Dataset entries
==============================

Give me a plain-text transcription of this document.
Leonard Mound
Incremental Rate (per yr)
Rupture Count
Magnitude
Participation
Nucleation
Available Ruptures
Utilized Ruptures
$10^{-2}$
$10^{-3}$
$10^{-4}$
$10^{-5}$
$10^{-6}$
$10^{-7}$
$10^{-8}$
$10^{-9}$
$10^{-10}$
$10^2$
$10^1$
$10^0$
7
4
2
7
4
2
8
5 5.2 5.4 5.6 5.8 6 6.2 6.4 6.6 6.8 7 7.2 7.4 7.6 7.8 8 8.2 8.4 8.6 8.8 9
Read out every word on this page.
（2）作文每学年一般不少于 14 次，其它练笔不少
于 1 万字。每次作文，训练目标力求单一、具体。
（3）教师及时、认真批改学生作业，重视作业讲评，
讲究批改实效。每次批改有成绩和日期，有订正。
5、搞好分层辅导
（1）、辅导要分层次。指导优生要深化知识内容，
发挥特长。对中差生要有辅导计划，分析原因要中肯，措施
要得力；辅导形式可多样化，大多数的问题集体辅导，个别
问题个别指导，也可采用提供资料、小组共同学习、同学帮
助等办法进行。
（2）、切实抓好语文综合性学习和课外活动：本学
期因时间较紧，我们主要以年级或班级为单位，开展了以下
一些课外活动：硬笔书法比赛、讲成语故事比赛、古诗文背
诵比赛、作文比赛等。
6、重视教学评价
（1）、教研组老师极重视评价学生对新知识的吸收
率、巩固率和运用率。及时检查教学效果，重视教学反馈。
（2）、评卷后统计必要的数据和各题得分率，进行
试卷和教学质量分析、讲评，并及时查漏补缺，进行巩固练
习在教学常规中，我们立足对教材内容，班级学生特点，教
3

==============================

Aim of the exercise | Provide only the number of lines in the records containing the string "Ruptures".

Task result | 2